Brief: Track down every line below that holds "title" and copy it.

-- START OF Data provided --

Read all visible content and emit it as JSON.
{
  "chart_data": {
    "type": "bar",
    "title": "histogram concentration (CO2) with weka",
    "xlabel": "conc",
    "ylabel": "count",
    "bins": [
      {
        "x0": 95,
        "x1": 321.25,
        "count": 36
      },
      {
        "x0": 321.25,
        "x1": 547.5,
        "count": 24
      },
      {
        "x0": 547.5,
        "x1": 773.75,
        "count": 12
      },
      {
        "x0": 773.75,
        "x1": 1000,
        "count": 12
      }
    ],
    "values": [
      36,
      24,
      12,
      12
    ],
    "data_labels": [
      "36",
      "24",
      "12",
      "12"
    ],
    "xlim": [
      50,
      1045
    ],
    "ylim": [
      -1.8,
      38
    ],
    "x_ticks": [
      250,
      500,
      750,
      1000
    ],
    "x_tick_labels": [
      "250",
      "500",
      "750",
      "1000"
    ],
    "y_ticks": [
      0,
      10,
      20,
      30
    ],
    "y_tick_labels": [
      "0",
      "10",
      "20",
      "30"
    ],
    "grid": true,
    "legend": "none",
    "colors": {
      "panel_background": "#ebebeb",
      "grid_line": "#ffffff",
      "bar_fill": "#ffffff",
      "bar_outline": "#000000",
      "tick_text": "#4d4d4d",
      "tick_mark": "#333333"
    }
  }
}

-- END OF Data provided --
-- START OF Data provided --

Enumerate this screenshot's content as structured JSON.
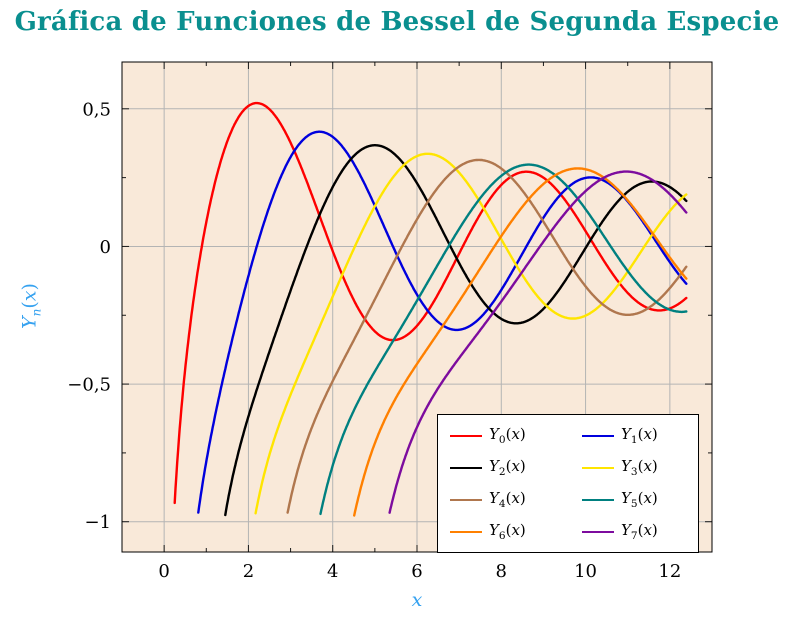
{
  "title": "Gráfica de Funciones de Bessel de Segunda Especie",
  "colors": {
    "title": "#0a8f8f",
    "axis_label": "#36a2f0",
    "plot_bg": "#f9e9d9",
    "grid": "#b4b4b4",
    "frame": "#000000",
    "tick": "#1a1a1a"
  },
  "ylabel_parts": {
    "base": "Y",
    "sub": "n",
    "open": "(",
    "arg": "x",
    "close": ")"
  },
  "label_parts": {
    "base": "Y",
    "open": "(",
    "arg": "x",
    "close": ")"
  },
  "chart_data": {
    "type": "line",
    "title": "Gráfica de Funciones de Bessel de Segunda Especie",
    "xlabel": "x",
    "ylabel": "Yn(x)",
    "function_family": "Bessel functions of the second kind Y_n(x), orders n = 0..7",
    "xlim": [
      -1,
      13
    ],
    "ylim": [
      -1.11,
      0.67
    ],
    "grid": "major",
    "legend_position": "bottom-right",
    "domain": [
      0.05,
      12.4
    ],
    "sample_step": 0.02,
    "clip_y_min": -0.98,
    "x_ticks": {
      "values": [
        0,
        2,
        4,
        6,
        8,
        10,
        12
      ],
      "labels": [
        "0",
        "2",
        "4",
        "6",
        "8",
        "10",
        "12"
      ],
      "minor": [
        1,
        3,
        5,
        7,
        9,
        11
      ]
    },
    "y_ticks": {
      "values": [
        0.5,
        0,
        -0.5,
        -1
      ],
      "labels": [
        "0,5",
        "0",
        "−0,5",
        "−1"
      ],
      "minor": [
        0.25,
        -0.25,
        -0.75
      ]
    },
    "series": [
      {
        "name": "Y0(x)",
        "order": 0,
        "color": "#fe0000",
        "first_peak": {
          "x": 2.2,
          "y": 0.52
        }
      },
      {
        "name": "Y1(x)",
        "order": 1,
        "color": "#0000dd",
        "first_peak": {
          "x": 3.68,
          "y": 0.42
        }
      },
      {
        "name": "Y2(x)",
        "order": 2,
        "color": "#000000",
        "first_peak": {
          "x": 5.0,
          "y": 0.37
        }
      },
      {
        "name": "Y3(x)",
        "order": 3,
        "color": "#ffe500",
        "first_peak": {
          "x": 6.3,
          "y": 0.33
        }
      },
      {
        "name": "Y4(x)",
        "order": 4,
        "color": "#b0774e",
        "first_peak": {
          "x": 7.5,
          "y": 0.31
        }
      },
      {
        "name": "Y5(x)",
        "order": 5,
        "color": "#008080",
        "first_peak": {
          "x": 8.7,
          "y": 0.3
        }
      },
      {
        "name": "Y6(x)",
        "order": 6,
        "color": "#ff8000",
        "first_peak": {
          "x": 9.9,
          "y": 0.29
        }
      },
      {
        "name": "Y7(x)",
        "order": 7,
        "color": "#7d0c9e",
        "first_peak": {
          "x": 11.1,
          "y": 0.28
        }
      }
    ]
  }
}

-- END OF Data provided --

Exercise answer:
    "title": "histogram concentration (CO2) with weka",
  "title": "Gráfica de Funciones de Bessel de Segunda Especie",
    "title": "#0a8f8f",
    "title": "Gráfica de Funciones de Bessel de Segunda Especie",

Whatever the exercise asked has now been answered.